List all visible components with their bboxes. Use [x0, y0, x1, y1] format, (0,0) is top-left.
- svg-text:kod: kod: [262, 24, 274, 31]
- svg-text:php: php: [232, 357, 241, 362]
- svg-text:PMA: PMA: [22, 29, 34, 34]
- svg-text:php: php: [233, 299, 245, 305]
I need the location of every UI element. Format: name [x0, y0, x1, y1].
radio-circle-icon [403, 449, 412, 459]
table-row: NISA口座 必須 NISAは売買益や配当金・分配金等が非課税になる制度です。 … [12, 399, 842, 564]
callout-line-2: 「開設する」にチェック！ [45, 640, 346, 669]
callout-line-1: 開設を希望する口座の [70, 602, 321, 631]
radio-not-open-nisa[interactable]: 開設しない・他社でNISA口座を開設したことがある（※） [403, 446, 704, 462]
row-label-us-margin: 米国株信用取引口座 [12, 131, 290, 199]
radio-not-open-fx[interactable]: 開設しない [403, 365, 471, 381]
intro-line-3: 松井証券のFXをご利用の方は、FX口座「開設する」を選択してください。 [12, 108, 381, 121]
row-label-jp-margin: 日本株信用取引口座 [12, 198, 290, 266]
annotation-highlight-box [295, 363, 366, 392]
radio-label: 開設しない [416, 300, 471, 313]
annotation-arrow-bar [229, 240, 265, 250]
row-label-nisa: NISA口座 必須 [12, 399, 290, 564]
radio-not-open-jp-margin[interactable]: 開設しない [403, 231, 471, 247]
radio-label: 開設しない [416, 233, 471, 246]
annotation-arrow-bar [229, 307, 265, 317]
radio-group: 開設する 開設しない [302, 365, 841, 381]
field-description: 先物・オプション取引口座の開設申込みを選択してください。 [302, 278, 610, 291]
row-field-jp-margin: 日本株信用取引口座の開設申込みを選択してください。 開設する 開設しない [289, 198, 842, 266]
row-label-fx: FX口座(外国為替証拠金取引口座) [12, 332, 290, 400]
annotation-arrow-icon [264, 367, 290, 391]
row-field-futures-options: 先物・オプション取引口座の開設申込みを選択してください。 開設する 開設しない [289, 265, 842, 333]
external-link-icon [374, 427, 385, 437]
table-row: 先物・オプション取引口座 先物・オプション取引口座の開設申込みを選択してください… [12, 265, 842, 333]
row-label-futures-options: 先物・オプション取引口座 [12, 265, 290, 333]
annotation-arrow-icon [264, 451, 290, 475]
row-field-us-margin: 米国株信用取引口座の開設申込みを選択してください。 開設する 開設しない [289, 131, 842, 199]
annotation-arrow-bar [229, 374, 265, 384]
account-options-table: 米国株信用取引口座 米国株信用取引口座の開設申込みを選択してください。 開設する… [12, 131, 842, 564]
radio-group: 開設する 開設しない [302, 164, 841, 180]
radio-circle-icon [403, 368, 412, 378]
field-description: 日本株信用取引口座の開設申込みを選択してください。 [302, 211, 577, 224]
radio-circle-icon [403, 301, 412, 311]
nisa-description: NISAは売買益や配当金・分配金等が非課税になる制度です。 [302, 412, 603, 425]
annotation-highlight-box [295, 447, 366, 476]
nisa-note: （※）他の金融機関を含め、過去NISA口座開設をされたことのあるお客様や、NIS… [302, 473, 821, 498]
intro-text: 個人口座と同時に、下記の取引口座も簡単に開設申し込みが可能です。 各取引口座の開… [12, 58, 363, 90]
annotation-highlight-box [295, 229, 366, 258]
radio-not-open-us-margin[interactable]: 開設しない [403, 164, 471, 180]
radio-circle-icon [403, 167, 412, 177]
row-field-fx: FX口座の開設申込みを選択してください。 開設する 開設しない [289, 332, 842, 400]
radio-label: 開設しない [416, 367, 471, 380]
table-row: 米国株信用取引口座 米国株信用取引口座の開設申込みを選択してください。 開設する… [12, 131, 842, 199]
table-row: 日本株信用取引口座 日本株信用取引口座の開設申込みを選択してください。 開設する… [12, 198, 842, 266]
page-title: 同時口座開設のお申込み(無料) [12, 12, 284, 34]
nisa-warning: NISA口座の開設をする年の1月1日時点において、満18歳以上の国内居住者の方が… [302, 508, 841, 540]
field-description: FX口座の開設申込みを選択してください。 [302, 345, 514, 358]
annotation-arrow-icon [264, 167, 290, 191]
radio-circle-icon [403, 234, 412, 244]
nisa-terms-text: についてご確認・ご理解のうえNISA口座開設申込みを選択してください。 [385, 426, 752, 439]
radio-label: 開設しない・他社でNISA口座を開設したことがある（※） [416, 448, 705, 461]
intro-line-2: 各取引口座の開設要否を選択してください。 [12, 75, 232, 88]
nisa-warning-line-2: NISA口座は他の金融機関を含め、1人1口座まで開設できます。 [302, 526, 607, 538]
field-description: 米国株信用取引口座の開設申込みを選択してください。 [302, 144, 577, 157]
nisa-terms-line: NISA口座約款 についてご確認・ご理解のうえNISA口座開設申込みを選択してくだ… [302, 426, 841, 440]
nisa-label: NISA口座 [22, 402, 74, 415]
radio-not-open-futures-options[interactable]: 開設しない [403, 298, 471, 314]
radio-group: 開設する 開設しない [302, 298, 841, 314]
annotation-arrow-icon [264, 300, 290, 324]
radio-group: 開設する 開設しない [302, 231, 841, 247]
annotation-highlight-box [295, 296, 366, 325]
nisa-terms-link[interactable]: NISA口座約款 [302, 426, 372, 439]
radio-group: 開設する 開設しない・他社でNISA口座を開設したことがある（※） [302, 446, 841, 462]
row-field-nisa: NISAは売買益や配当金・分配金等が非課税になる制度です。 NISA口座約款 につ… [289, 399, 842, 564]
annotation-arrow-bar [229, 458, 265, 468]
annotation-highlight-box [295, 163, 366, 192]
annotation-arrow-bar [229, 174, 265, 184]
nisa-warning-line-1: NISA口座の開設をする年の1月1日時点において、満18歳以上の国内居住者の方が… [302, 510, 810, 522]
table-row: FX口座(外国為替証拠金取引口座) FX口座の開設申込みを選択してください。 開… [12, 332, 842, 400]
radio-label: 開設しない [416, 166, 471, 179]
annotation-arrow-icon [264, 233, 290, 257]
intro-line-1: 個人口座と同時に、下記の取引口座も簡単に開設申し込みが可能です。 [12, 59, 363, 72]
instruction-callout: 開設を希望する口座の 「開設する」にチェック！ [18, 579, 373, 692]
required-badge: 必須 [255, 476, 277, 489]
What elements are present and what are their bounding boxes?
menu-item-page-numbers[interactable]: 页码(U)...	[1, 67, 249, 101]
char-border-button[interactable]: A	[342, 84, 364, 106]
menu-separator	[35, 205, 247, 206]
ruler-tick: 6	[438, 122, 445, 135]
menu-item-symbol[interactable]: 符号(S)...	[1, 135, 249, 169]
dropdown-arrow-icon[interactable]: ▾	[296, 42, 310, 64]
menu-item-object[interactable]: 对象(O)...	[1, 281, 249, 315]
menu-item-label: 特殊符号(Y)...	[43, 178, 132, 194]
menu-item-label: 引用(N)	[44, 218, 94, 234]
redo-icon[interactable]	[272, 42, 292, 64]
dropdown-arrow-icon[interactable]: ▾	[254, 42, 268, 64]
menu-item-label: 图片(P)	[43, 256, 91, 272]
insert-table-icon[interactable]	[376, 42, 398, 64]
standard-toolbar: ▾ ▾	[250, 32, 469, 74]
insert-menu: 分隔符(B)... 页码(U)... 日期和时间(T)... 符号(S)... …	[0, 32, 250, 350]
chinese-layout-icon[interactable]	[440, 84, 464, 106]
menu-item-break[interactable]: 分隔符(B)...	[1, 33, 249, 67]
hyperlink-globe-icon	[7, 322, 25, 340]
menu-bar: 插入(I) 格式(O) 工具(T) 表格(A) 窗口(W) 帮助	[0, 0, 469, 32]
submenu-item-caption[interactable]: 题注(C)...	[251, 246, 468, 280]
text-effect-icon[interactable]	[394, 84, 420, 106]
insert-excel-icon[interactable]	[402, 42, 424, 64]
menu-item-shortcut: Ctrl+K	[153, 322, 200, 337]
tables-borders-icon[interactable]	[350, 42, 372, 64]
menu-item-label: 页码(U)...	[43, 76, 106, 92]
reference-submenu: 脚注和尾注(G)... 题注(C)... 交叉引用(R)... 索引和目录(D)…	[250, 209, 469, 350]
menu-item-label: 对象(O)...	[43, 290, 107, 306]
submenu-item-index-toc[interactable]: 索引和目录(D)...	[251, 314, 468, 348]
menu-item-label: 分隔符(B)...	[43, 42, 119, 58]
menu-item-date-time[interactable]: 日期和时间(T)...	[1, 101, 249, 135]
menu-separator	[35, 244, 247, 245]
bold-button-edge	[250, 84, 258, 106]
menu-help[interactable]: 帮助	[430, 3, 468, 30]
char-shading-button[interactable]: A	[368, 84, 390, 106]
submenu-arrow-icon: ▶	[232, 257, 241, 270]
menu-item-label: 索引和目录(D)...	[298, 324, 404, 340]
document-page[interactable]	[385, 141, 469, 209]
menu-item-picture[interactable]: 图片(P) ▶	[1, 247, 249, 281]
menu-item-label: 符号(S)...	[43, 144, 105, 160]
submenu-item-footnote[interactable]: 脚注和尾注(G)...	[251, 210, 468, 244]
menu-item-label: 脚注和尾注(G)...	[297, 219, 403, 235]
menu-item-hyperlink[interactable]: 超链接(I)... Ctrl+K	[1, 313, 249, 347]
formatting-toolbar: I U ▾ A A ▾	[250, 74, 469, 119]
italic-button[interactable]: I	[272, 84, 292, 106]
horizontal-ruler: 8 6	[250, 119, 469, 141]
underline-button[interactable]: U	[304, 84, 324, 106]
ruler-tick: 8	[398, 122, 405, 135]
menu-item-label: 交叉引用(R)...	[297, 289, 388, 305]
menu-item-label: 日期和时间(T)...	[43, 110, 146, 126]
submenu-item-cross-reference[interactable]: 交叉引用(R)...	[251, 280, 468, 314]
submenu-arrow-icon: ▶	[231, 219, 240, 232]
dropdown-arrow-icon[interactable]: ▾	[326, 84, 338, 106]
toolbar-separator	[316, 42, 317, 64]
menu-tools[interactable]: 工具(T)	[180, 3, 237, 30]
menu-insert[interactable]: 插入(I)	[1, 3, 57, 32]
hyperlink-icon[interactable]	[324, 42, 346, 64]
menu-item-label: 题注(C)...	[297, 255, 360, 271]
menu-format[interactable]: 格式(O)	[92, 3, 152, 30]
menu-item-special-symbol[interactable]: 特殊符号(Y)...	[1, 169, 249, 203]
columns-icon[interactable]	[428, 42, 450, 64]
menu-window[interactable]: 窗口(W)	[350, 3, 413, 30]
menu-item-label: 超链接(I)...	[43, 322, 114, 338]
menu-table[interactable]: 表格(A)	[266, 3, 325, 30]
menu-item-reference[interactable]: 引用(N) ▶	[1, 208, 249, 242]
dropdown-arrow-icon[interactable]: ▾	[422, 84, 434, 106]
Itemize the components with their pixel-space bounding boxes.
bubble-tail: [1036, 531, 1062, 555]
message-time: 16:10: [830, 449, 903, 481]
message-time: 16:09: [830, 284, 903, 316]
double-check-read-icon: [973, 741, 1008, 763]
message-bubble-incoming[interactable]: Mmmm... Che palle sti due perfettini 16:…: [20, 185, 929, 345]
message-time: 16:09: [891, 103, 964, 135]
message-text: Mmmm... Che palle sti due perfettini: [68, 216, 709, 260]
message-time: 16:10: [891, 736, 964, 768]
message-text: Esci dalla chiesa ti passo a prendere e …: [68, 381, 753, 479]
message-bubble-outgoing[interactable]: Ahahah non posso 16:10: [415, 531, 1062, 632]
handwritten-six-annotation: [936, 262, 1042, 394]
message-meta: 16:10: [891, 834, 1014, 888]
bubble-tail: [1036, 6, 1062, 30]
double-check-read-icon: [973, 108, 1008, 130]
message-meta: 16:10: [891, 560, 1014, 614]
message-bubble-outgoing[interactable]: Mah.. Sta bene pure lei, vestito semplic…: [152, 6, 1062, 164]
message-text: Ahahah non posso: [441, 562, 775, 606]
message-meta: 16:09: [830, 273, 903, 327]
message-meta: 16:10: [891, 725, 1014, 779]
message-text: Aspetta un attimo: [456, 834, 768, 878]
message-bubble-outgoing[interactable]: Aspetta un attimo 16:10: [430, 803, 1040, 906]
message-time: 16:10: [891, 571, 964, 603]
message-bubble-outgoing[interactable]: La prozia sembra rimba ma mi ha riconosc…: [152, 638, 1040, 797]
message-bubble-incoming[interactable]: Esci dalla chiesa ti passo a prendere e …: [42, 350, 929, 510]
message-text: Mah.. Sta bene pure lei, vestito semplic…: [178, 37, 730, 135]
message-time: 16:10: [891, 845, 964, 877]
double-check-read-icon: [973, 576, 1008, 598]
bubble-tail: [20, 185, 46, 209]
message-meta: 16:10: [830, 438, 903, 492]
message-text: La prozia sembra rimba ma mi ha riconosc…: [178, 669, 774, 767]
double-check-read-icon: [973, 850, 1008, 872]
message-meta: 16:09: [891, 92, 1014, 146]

### SHORT TASK
Copy the material above word for word, starting at its first line and ending after the line that contains "external-link-icon [374, 427, 385, 437]".

### CORRECT OUTPUT
List all visible components with their bboxes. Use [x0, y0, x1, y1] format, (0,0) is top-left.
- svg-text:kod: kod: [262, 24, 274, 31]
- svg-text:php: php: [232, 357, 241, 362]
- svg-text:PMA: PMA: [22, 29, 34, 34]
- svg-text:php: php: [233, 299, 245, 305]
I need the location of every UI element. Format: name [x0, y0, x1, y1].
radio-circle-icon [403, 449, 412, 459]
table-row: NISA口座 必須 NISAは売買益や配当金・分配金等が非課税になる制度です。 … [12, 399, 842, 564]
callout-line-2: 「開設する」にチェック！ [45, 640, 346, 669]
callout-line-1: 開設を希望する口座の [70, 602, 321, 631]
radio-not-open-nisa[interactable]: 開設しない・他社でNISA口座を開設したことがある（※） [403, 446, 704, 462]
row-label-us-margin: 米国株信用取引口座 [12, 131, 290, 199]
radio-not-open-fx[interactable]: 開設しない [403, 365, 471, 381]
intro-line-3: 松井証券のFXをご利用の方は、FX口座「開設する」を選択してください。 [12, 108, 381, 121]
row-label-jp-margin: 日本株信用取引口座 [12, 198, 290, 266]
annotation-highlight-box [295, 363, 366, 392]
radio-label: 開設しない [416, 300, 471, 313]
annotation-arrow-bar [229, 240, 265, 250]
row-label-nisa: NISA口座 必須 [12, 399, 290, 564]
radio-not-open-jp-margin[interactable]: 開設しない [403, 231, 471, 247]
radio-label: 開設しない [416, 233, 471, 246]
annotation-arrow-bar [229, 307, 265, 317]
radio-group: 開設する 開設しない [302, 365, 841, 381]
field-description: 先物・オプション取引口座の開設申込みを選択してください。 [302, 278, 610, 291]
row-field-jp-margin: 日本株信用取引口座の開設申込みを選択してください。 開設する 開設しない [289, 198, 842, 266]
row-label-fx: FX口座(外国為替証拠金取引口座) [12, 332, 290, 400]
annotation-arrow-icon [264, 367, 290, 391]
row-field-futures-options: 先物・オプション取引口座の開設申込みを選択してください。 開設する 開設しない [289, 265, 842, 333]
external-link-icon [374, 427, 385, 437]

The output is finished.